_Task directions_
Copy out each line exactly as it appears.

_Stored records_
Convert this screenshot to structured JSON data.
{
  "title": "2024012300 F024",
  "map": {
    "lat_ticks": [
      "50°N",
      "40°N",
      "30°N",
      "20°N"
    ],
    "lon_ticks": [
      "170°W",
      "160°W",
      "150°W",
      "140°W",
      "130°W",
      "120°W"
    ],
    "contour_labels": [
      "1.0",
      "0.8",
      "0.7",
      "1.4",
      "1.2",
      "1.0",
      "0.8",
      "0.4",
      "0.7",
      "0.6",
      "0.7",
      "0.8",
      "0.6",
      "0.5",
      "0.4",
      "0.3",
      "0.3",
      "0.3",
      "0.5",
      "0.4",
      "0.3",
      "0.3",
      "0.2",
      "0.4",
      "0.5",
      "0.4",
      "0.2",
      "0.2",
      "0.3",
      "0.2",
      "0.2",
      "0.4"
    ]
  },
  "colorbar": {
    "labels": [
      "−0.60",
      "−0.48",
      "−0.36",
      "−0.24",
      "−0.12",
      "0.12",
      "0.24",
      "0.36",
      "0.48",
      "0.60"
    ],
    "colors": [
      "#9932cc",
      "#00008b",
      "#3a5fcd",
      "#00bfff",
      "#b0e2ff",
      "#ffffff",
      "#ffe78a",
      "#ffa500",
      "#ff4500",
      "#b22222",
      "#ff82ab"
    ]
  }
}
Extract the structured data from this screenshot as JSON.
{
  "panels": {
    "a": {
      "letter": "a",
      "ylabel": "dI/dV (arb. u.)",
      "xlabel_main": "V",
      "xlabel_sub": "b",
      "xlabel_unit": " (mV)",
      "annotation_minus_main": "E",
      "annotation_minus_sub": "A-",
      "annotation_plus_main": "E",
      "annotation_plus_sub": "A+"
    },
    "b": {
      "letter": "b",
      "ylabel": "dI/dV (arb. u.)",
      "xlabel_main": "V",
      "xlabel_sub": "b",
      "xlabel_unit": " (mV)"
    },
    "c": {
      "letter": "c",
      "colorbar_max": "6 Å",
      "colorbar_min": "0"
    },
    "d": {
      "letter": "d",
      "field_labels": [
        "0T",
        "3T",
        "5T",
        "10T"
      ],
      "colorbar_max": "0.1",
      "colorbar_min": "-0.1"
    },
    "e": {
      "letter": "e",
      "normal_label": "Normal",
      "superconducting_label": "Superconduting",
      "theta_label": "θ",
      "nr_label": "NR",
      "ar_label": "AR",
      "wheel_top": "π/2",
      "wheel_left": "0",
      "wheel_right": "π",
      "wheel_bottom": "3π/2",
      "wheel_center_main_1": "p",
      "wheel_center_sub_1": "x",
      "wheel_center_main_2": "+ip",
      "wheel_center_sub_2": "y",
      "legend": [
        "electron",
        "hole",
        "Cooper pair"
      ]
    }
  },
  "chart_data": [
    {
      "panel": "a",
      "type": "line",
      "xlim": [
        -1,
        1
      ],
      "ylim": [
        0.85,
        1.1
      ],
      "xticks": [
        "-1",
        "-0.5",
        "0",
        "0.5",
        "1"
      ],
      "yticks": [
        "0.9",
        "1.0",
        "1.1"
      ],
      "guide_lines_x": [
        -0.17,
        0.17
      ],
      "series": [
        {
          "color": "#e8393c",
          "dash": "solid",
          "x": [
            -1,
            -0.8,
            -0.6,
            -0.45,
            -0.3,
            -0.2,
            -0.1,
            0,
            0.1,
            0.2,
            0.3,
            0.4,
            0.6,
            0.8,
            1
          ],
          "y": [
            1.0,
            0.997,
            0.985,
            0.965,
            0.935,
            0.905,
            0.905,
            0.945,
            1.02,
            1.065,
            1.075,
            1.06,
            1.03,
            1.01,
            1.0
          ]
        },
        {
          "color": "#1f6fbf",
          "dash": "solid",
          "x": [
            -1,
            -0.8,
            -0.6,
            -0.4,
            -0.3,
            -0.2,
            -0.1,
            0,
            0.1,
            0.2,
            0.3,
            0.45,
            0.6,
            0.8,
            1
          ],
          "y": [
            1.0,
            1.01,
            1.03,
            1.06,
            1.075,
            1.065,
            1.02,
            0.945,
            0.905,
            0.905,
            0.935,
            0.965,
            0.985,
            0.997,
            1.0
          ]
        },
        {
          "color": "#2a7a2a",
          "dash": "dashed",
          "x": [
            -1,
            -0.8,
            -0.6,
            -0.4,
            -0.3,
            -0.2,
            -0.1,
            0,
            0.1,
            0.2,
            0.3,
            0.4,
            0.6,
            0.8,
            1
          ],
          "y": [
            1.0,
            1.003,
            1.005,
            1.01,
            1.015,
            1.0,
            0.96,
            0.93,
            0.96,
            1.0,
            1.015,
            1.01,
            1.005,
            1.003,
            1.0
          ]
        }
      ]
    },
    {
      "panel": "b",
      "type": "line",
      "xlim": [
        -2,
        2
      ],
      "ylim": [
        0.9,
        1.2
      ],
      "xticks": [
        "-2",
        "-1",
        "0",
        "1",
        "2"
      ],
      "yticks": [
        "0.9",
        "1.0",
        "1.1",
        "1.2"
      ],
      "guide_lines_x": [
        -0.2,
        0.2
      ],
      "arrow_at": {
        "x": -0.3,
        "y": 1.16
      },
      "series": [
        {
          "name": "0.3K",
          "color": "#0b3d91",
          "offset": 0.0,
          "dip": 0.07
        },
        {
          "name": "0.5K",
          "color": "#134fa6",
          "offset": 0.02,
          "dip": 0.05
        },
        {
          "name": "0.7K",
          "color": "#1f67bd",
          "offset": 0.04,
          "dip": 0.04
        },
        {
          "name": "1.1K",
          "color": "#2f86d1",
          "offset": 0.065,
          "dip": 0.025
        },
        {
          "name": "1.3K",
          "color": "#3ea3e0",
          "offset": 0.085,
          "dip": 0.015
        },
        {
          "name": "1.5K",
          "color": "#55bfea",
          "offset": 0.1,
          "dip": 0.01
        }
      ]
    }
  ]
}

_Complete answer_
Convert this screenshot to structured JSON data.
{
  "title": "2024012300 F024",
  "map": {
    "lat_ticks": [
      "50°N",
      "40°N",
      "30°N",
      "20°N"
    ],
    "lon_ticks": [
      "170°W",
      "160°W",
      "150°W",
      "140°W",
      "130°W",
      "120°W"
    ],
    "contour_labels": [
      "1.0",
      "0.8",
      "0.7",
      "1.4",
      "1.2",
      "1.0",
      "0.8",
      "0.4",
      "0.7",
      "0.6",
      "0.7",
      "0.8",
      "0.6",
      "0.5",
      "0.4",
      "0.3",
      "0.3",
      "0.3",
      "0.5",
      "0.4",
      "0.3",
      "0.3",
      "0.2",
      "0.4",
      "0.5",
      "0.4",
      "0.2",
      "0.2",
      "0.3",
      "0.2",
      "0.2",
      "0.4"
    ]
  },
  "colorbar": {
    "labels": [
      "−0.60",
      "−0.48",
      "−0.36",
      "−0.24",
      "−0.12",
      "0.12",
      "0.24",
      "0.36",
      "0.48",
      "0.60"
    ],
    "colors": [
      "#9932cc",
      "#00008b",
      "#3a5fcd",
      "#00bfff",
      "#b0e2ff",
      "#ffffff",
      "#ffe78a",
      "#ffa500",
      "#ff4500",
      "#b22222",
      "#ff82ab"
    ]
  }
}
Extract the structured data from this screenshot as JSON.
{
  "panels": {
    "a": {
      "letter": "a",
      "ylabel": "dI/dV (arb. u.)",
      "xlabel_main": "V",
      "xlabel_sub": "b",
      "xlabel_unit": " (mV)",
      "annotation_minus_main": "E",
      "annotation_minus_sub": "A-",
      "annotation_plus_main": "E",
      "annotation_plus_sub": "A+"
    },
    "b": {
      "letter": "b",
      "ylabel": "dI/dV (arb. u.)",
      "xlabel_main": "V",
      "xlabel_sub": "b",
      "xlabel_unit": " (mV)"
    },
    "c": {
      "letter": "c",
      "colorbar_max": "6 Å",
      "colorbar_min": "0"
    },
    "d": {
      "letter": "d",
      "field_labels": [
        "0T",
        "3T",
        "5T",
        "10T"
      ],
      "colorbar_max": "0.1",
      "colorbar_min": "-0.1"
    },
    "e": {
      "letter": "e",
      "normal_label": "Normal",
      "superconducting_label": "Superconduting",
      "theta_label": "θ",
      "nr_label": "NR",
      "ar_label": "AR",
      "wheel_top": "π/2",
      "wheel_left": "0",
      "wheel_right": "π",
      "wheel_bottom": "3π/2",
      "wheel_center_main_1": "p",
      "wheel_center_sub_1": "x",
      "wheel_center_main_2": "+ip",
      "wheel_center_sub_2": "y",
      "legend": [
        "electron",
        "hole",
        "Cooper pair"
      ]
    }
  },
  "chart_data": [
    {
      "panel": "a",
      "type": "line",
      "xlim": [
        -1,
        1
      ],
      "ylim": [
        0.85,
        1.1
      ],
      "xticks": [
        "-1",
        "-0.5",
        "0",
        "0.5",
        "1"
      ],
      "yticks": [
        "0.9",
        "1.0",
        "1.1"
      ],
      "guide_lines_x": [
        -0.17,
        0.17
      ],
      "series": [
        {
          "color": "#e8393c",
          "dash": "solid",
          "x": [
            -1,
            -0.8,
            -0.6,
            -0.45,
            -0.3,
            -0.2,
            -0.1,
            0,
            0.1,
            0.2,
            0.3,
            0.4,
            0.6,
            0.8,
            1
          ],
          "y": [
            1.0,
            0.997,
            0.985,
            0.965,
            0.935,
            0.905,
            0.905,
            0.945,
            1.02,
            1.065,
            1.075,
            1.06,
            1.03,
            1.01,
            1.0
          ]
        },
        {
          "color": "#1f6fbf",
          "dash": "solid",
          "x": [
            -1,
            -0.8,
            -0.6,
            -0.4,
            -0.3,
            -0.2,
            -0.1,
            0,
            0.1,
            0.2,
            0.3,
            0.45,
            0.6,
            0.8,
            1
          ],
          "y": [
            1.0,
            1.01,
            1.03,
            1.06,
            1.075,
            1.065,
            1.02,
            0.945,
            0.905,
            0.905,
            0.935,
            0.965,
            0.985,
            0.997,
            1.0
          ]
        },
        {
          "color": "#2a7a2a",
          "dash": "dashed",
          "x": [
            -1,
            -0.8,
            -0.6,
            -0.4,
            -0.3,
            -0.2,
            -0.1,
            0,
            0.1,
            0.2,
            0.3,
            0.4,
            0.6,
            0.8,
            1
          ],
          "y": [
            1.0,
            1.003,
            1.005,
            1.01,
            1.015,
            1.0,
            0.96,
            0.93,
            0.96,
            1.0,
            1.015,
            1.01,
            1.005,
            1.003,
            1.0
          ]
        }
      ]
    },
    {
      "panel": "b",
      "type": "line",
      "xlim": [
        -2,
        2
      ],
      "ylim": [
        0.9,
        1.2
      ],
      "xticks": [
        "-2",
        "-1",
        "0",
        "1",
        "2"
      ],
      "yticks": [
        "0.9",
        "1.0",
        "1.1",
        "1.2"
      ],
      "guide_lines_x": [
        -0.2,
        0.2
      ],
      "arrow_at": {
        "x": -0.3,
        "y": 1.16
      },
      "series": [
        {
          "name": "0.3K",
          "color": "#0b3d91",
          "offset": 0.0,
          "dip": 0.07
        },
        {
          "name": "0.5K",
          "color": "#134fa6",
          "offset": 0.02,
          "dip": 0.05
        },
        {
          "name": "0.7K",
          "color": "#1f67bd",
          "offset": 0.04,
          "dip": 0.04
        },
        {
          "name": "1.1K",
          "color": "#2f86d1",
          "offset": 0.065,
          "dip": 0.025
        },
        {
          "name": "1.3K",
          "color": "#3ea3e0",
          "offset": 0.085,
          "dip": 0.015
        },
        {
          "name": "1.5K",
          "color": "#55bfea",
          "offset": 0.1,
          "dip": 0.01
        }
      ]
    }
  ]
}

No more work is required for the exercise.